__Task goal__: Review the lines that follow and copy each one that contains the word "Maria".

start

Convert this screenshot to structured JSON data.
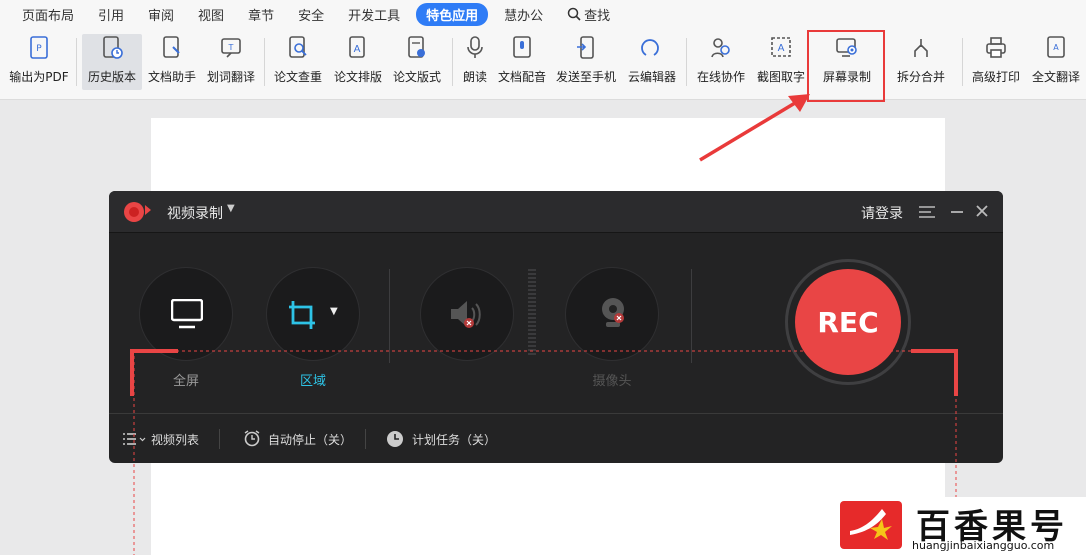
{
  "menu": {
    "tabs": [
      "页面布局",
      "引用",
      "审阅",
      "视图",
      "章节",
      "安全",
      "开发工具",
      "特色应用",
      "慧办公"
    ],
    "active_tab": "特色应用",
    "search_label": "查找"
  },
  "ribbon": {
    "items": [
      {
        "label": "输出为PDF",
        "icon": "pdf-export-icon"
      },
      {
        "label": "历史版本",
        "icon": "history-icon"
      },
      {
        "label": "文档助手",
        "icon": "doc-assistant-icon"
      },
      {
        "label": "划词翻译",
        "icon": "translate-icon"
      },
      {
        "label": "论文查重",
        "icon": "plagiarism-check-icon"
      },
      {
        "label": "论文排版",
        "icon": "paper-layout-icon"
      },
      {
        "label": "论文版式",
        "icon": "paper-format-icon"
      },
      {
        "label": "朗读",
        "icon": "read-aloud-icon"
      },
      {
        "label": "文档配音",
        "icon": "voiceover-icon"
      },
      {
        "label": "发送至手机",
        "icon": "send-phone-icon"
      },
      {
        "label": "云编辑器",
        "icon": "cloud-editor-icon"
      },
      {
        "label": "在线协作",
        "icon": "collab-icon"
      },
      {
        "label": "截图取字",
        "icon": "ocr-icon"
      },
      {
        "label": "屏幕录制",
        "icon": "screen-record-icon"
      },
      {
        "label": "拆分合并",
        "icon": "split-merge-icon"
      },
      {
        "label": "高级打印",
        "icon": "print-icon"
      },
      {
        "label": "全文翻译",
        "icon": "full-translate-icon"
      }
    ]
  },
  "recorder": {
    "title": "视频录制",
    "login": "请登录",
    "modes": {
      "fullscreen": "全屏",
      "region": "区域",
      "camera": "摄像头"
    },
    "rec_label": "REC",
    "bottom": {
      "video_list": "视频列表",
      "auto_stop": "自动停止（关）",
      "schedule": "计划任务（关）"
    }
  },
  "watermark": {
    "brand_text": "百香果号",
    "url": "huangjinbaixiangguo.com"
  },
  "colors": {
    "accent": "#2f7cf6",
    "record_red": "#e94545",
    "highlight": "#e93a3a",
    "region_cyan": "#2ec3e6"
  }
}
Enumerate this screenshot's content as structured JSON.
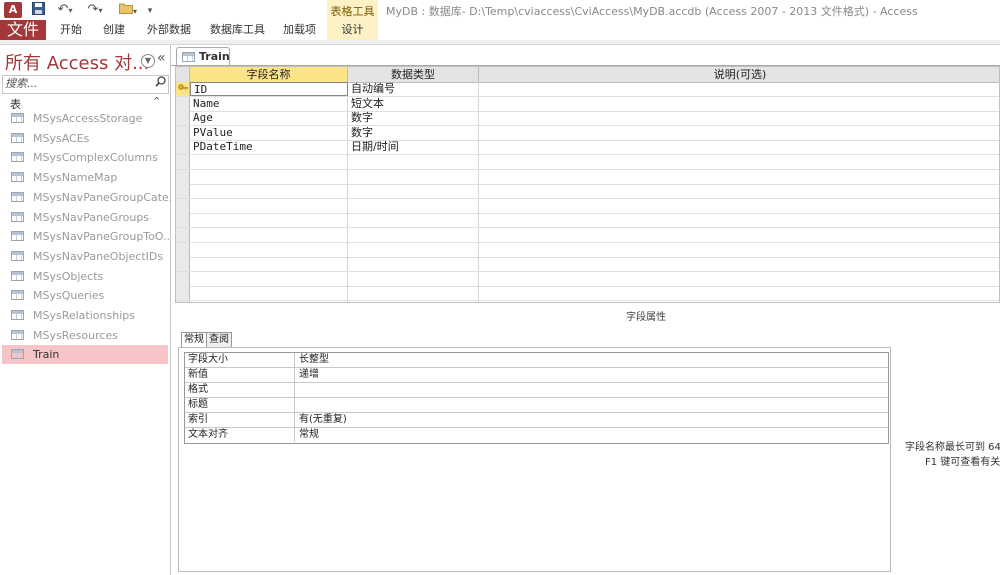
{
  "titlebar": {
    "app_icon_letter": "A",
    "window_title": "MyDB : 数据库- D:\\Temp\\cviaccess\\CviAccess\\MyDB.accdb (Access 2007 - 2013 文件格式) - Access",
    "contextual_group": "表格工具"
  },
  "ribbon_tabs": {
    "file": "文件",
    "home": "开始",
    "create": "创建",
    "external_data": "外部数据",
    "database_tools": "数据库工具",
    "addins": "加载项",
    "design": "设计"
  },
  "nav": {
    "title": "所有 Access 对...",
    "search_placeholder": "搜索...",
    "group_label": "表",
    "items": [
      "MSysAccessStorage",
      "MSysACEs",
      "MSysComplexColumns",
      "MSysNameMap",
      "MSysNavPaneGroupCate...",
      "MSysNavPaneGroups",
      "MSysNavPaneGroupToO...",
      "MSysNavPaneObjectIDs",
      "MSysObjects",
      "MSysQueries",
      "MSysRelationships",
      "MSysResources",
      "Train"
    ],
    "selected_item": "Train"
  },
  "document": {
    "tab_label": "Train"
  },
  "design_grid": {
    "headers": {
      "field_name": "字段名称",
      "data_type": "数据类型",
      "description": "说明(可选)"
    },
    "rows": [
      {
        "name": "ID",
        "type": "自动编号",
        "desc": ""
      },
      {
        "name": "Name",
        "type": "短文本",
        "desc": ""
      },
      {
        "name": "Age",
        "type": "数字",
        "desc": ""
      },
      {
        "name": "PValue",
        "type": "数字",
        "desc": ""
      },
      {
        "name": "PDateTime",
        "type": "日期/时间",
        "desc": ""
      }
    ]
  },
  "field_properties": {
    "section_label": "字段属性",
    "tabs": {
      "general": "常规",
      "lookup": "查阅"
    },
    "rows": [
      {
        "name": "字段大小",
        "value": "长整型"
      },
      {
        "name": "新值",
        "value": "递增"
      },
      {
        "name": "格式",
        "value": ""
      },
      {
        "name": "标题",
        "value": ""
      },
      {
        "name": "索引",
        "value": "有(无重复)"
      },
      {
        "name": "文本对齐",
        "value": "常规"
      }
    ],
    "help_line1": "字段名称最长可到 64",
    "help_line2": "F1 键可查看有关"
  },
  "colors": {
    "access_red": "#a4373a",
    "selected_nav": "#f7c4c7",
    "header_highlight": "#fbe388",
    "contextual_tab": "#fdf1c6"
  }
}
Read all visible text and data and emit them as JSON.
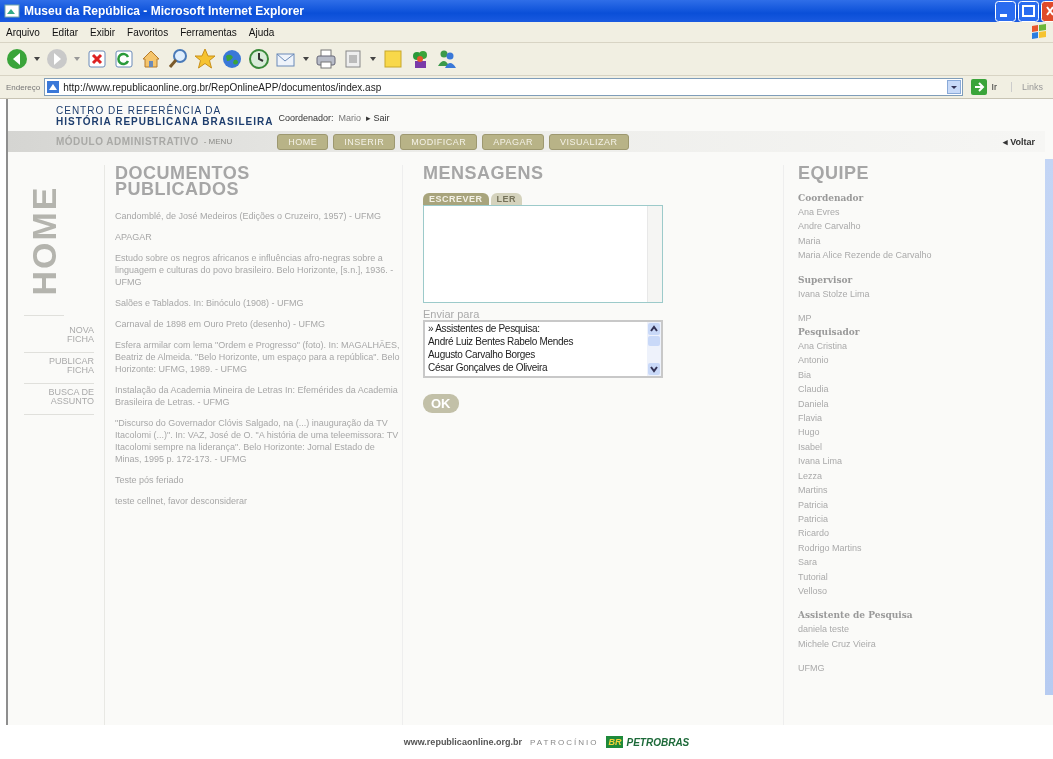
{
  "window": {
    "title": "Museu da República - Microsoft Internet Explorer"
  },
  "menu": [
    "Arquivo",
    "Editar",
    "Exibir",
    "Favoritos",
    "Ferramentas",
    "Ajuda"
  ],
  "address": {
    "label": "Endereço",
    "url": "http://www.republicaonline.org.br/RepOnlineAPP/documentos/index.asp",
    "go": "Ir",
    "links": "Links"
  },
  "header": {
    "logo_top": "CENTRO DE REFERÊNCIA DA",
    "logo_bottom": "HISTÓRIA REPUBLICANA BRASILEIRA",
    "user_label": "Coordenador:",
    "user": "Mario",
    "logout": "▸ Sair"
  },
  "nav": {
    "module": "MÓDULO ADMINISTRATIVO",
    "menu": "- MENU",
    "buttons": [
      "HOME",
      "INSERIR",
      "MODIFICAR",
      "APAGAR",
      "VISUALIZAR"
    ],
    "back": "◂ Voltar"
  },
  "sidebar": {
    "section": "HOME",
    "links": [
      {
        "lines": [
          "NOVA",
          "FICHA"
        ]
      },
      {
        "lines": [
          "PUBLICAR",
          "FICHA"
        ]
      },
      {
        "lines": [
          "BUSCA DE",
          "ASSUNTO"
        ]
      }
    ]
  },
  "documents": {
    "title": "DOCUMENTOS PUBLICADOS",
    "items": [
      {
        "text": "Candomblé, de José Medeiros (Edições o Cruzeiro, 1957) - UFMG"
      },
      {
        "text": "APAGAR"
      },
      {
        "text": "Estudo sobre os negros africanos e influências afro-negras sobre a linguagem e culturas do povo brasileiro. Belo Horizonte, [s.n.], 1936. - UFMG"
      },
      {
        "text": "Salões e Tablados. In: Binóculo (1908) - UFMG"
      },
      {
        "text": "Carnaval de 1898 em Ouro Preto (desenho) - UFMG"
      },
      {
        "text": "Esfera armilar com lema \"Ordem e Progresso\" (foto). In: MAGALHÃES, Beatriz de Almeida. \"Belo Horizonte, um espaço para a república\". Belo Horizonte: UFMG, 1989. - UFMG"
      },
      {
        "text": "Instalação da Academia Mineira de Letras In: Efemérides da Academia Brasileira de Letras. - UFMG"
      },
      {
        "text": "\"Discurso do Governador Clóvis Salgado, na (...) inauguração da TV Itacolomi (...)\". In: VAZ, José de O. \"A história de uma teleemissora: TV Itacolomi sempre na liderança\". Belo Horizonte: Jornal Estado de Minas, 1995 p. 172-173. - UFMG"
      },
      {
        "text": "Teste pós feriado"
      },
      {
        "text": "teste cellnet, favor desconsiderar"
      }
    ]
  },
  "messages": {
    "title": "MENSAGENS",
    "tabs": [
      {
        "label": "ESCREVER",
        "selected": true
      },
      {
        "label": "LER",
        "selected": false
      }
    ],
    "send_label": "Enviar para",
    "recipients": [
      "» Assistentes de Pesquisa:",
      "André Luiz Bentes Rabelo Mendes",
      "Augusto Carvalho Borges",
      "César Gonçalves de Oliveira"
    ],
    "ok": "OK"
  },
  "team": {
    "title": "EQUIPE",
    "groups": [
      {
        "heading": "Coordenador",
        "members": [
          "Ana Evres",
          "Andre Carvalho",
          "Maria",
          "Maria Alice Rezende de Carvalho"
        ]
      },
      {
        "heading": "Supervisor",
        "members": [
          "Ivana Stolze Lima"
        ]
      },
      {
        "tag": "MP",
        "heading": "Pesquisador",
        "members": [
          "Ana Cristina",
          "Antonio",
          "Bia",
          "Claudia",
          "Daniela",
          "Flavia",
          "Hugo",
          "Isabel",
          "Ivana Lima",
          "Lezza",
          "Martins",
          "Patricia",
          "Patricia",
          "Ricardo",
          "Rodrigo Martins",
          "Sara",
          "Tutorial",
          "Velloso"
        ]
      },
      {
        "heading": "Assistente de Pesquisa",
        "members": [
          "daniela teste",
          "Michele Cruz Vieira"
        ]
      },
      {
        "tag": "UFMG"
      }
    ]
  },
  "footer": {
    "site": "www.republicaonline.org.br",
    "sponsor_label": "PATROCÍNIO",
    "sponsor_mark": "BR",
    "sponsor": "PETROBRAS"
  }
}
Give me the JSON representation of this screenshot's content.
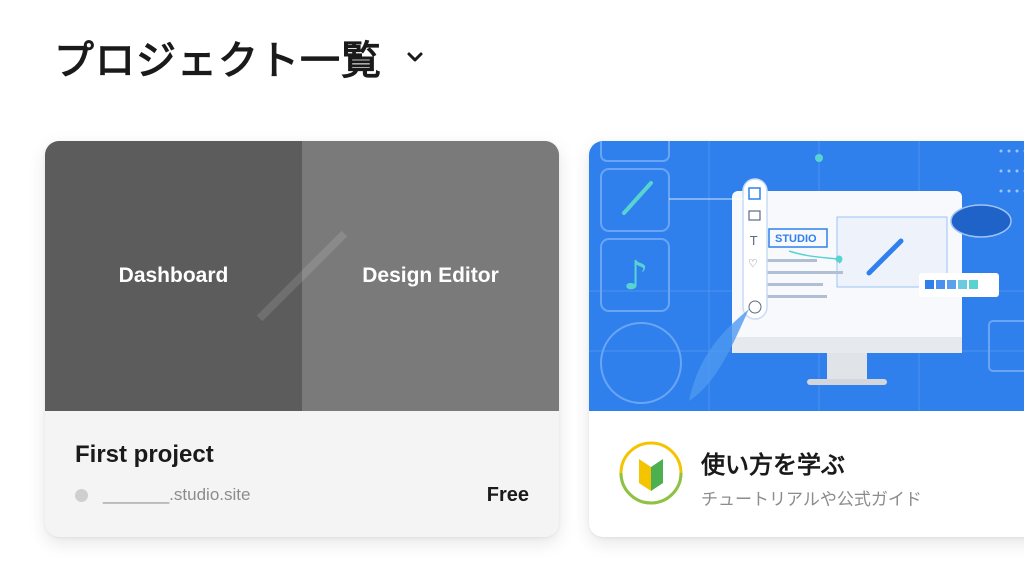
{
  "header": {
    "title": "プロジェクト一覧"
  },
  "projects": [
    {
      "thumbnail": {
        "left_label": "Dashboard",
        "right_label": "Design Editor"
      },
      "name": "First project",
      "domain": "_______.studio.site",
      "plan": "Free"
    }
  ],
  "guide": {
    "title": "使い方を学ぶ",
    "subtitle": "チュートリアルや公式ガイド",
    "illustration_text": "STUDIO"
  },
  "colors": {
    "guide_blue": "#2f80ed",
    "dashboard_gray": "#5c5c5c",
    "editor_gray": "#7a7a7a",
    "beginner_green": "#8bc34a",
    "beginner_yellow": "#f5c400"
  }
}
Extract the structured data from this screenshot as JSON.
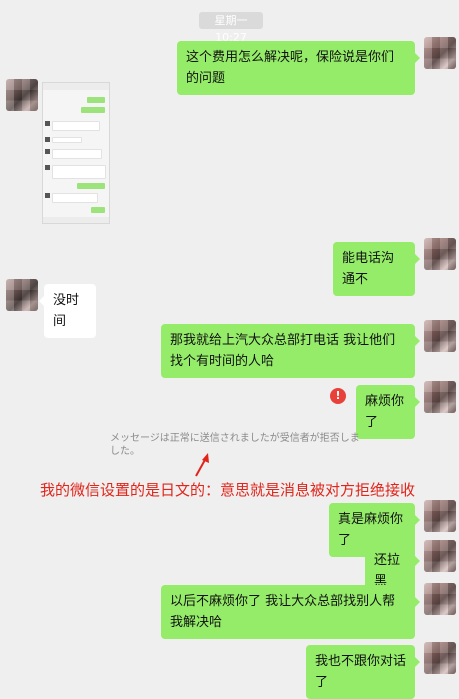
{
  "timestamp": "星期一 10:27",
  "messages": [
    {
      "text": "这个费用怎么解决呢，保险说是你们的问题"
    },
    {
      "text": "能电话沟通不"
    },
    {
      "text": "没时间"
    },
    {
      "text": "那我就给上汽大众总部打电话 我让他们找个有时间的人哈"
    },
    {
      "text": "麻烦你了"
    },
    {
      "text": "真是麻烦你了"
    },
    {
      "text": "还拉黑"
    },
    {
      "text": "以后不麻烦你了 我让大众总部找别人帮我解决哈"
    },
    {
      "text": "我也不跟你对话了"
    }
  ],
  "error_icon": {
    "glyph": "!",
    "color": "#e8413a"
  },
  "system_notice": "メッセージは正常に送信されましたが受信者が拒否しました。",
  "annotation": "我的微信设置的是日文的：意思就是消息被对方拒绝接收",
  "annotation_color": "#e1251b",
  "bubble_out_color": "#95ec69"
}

end

__Answer for the task__:
          "Maria",
          "Maria Alice Rezende de Carvalho"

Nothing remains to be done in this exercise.